==== Data records

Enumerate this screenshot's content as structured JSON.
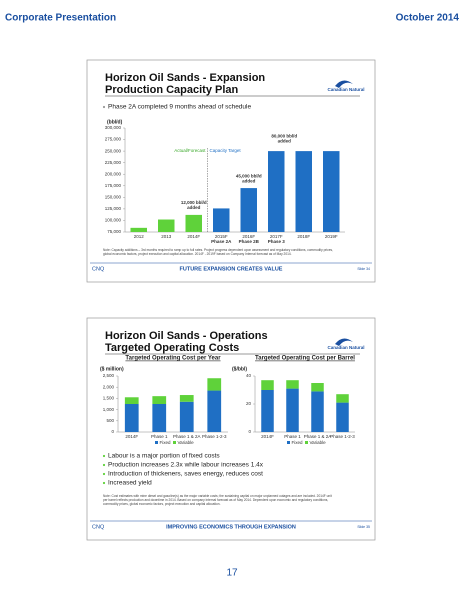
{
  "header": {
    "left": "Corporate Presentation",
    "right": "October 2014"
  },
  "slides": [
    {
      "title": [
        "Horizon Oil Sands - Expansion",
        "Production Capacity Plan"
      ],
      "logo": "Canadian Natural",
      "bullets": [
        "Phase 2A completed 9 months ahead of schedule"
      ],
      "note": [
        "Note: Capacity additions – 3rd months required to ramp up to full rates. Project progress dependent upon assessment and regulatory conditions, commodity prices,",
        "global economic factors, project execution and capital allocation. 2014F - 2019F based on Company Internal forecast as of May 2014."
      ],
      "footer": {
        "left": "CNQ",
        "center": "FUTURE EXPANSION CREATES VALUE",
        "right": "Slide 34"
      }
    },
    {
      "title": [
        "Horizon Oil Sands - Operations",
        "Targeted Operating Costs"
      ],
      "logo": "Canadian Natural",
      "bullets": [
        "Labour is a major portion of fixed costs",
        "Production increases 2.3x while labour increases 1.4x",
        "Introduction of thickeners, saves energy, reduces cost",
        "Increased yield"
      ],
      "note": [
        "Note: Cost estimates with mine diesel and gasoline(s) as the major variable costs; the sustaining capital on major unplanned outages and are included. 2014F unit",
        "per barrel reflects production and downtime in 2014. Based on company internal forecast as of May 2014. Dependent upon economic and regulatory conditions,",
        "commodity prices, global economic factors, project execution and capital allocation."
      ],
      "footer": {
        "left": "CNQ",
        "center": "IMPROVING ECONOMICS THROUGH EXPANSION",
        "right": "Slide 35"
      }
    }
  ],
  "chart_data": [
    {
      "type": "bar",
      "ylabel": "(bbl/d)",
      "categories": [
        "2012",
        "2013",
        "2014F",
        "2015F",
        "2016F",
        "2017F",
        "2018F",
        "2019F"
      ],
      "values": [
        84000,
        102000,
        112000,
        126000,
        170000,
        250000,
        250000,
        250000
      ],
      "colors": [
        "#5fd23a",
        "#5fd23a",
        "#5fd23a",
        "#1f6fc4",
        "#1f6fc4",
        "#1f6fc4",
        "#1f6fc4",
        "#1f6fc4"
      ],
      "ylim": [
        75000,
        300000
      ],
      "yticks": [
        {
          "value": 75000,
          "label": "75,000"
        },
        {
          "value": 100000,
          "label": "100,000"
        },
        {
          "value": 125000,
          "label": "125,000"
        },
        {
          "value": 150000,
          "label": "150,000"
        },
        {
          "value": 175000,
          "label": "175,000"
        },
        {
          "value": 200000,
          "label": "200,000"
        },
        {
          "value": 225000,
          "label": "225,000"
        },
        {
          "value": 250000,
          "label": "250,000"
        },
        {
          "value": 275000,
          "label": "275,000"
        },
        {
          "value": 300000,
          "label": "300,000"
        }
      ],
      "divider_labels": [
        "Actual/Forecast",
        "Capacity Target"
      ],
      "added_labels": [
        [
          "12,000 bbl/d",
          "added"
        ],
        [
          "45,000 bbl/d",
          "added"
        ],
        [
          "80,000 bbl/d",
          "added"
        ]
      ],
      "phase_labels": [
        "Phase 2A",
        "Phase 2B",
        "Phase 3"
      ]
    },
    {
      "type": "stacked_bar",
      "title": "Targeted Operating Cost per Year",
      "ylabel": "($ million)",
      "categories": [
        "2014F",
        "Phase 1",
        "Phase 1 & 2A",
        "Phase 1-2-3"
      ],
      "series": [
        {
          "name": "Fixed",
          "color": "#1f6fc4",
          "values": [
            1250,
            1250,
            1350,
            1850
          ]
        },
        {
          "name": "Variable",
          "color": "#5fd23a",
          "values": [
            300,
            350,
            300,
            550
          ]
        }
      ],
      "ylim": [
        0,
        2500
      ],
      "yticks": [
        0,
        500,
        {
          "value": 1000,
          "label": "1,000"
        },
        {
          "value": 1500,
          "label": "1,500"
        },
        {
          "value": 2000,
          "label": "2,000"
        },
        {
          "value": 2500,
          "label": "2,500"
        }
      ]
    },
    {
      "type": "stacked_bar",
      "title": "Targeted Operating Cost per Barrel",
      "ylabel": "($/bbl)",
      "categories": [
        "2014F",
        "Phase 1",
        "Phase 1 & 2A",
        "Phase 1-2-3"
      ],
      "series": [
        {
          "name": "Fixed",
          "color": "#1f6fc4",
          "values": [
            30,
            31,
            29,
            21
          ]
        },
        {
          "name": "Variable",
          "color": "#5fd23a",
          "values": [
            7,
            6,
            6,
            6
          ]
        }
      ],
      "ylim": [
        0,
        40
      ],
      "yticks": [
        0,
        20,
        40
      ]
    }
  ],
  "page_number": "17"
}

========

## What is required
Give the entries again word for word, but skip the pictures.

## Result of the task
Enumerate this screenshot's content as structured JSON.
{
  "header": {
    "left": "Corporate Presentation",
    "right": "October 2014"
  },
  "slides": [
    {
      "title": [
        "Horizon Oil Sands - Expansion",
        "Production Capacity Plan"
      ],
      "logo": "Canadian Natural",
      "bullets": [
        "Phase 2A completed 9 months ahead of schedule"
      ],
      "note": [
        "Note: Capacity additions – 3rd months required to ramp up to full rates. Project progress dependent upon assessment and regulatory conditions, commodity prices,",
        "global economic factors, project execution and capital allocation. 2014F - 2019F based on Company Internal forecast as of May 2014."
      ],
      "footer": {
        "left": "CNQ",
        "center": "FUTURE EXPANSION CREATES VALUE",
        "right": "Slide 34"
      }
    },
    {
      "title": [
        "Horizon Oil Sands - Operations",
        "Targeted Operating Costs"
      ],
      "logo": "Canadian Natural",
      "bullets": [
        "Labour is a major portion of fixed costs",
        "Production increases 2.3x while labour increases 1.4x",
        "Introduction of thickeners, saves energy, reduces cost",
        "Increased yield"
      ],
      "note": [
        "Note: Cost estimates with mine diesel and gasoline(s) as the major variable costs; the sustaining capital on major unplanned outages and are included. 2014F unit",
        "per barrel reflects production and downtime in 2014. Based on company internal forecast as of May 2014. Dependent upon economic and regulatory conditions,",
        "commodity prices, global economic factors, project execution and capital allocation."
      ],
      "footer": {
        "left": "CNQ",
        "center": "IMPROVING ECONOMICS THROUGH EXPANSION",
        "right": "Slide 35"
      }
    }
  ],
  "chart_data": [
    {
      "type": "bar",
      "ylabel": "(bbl/d)",
      "categories": [
        "2012",
        "2013",
        "2014F",
        "2015F",
        "2016F",
        "2017F",
        "2018F",
        "2019F"
      ],
      "values": [
        84000,
        102000,
        112000,
        126000,
        170000,
        250000,
        250000,
        250000
      ],
      "colors": [
        "#5fd23a",
        "#5fd23a",
        "#5fd23a",
        "#1f6fc4",
        "#1f6fc4",
        "#1f6fc4",
        "#1f6fc4",
        "#1f6fc4"
      ],
      "ylim": [
        75000,
        300000
      ],
      "yticks": [
        {
          "value": 75000,
          "label": "75,000"
        },
        {
          "value": 100000,
          "label": "100,000"
        },
        {
          "value": 125000,
          "label": "125,000"
        },
        {
          "value": 150000,
          "label": "150,000"
        },
        {
          "value": 175000,
          "label": "175,000"
        },
        {
          "value": 200000,
          "label": "200,000"
        },
        {
          "value": 225000,
          "label": "225,000"
        },
        {
          "value": 250000,
          "label": "250,000"
        },
        {
          "value": 275000,
          "label": "275,000"
        },
        {
          "value": 300000,
          "label": "300,000"
        }
      ],
      "divider_labels": [
        "Actual/Forecast",
        "Capacity Target"
      ],
      "added_labels": [
        [
          "12,000 bbl/d",
          "added"
        ],
        [
          "45,000 bbl/d",
          "added"
        ],
        [
          "80,000 bbl/d",
          "added"
        ]
      ],
      "phase_labels": [
        "Phase 2A",
        "Phase 2B",
        "Phase 3"
      ]
    },
    {
      "type": "stacked_bar",
      "title": "Targeted Operating Cost per Year",
      "ylabel": "($ million)",
      "categories": [
        "2014F",
        "Phase 1",
        "Phase 1 & 2A",
        "Phase 1-2-3"
      ],
      "series": [
        {
          "name": "Fixed",
          "color": "#1f6fc4",
          "values": [
            1250,
            1250,
            1350,
            1850
          ]
        },
        {
          "name": "Variable",
          "color": "#5fd23a",
          "values": [
            300,
            350,
            300,
            550
          ]
        }
      ],
      "ylim": [
        0,
        2500
      ],
      "yticks": [
        0,
        500,
        {
          "value": 1000,
          "label": "1,000"
        },
        {
          "value": 1500,
          "label": "1,500"
        },
        {
          "value": 2000,
          "label": "2,000"
        },
        {
          "value": 2500,
          "label": "2,500"
        }
      ]
    },
    {
      "type": "stacked_bar",
      "title": "Targeted Operating Cost per Barrel",
      "ylabel": "($/bbl)",
      "categories": [
        "2014F",
        "Phase 1",
        "Phase 1 & 2A",
        "Phase 1-2-3"
      ],
      "series": [
        {
          "name": "Fixed",
          "color": "#1f6fc4",
          "values": [
            30,
            31,
            29,
            21
          ]
        },
        {
          "name": "Variable",
          "color": "#5fd23a",
          "values": [
            7,
            6,
            6,
            6
          ]
        }
      ],
      "ylim": [
        0,
        40
      ],
      "yticks": [
        0,
        20,
        40
      ]
    }
  ],
  "page_number": "17"
}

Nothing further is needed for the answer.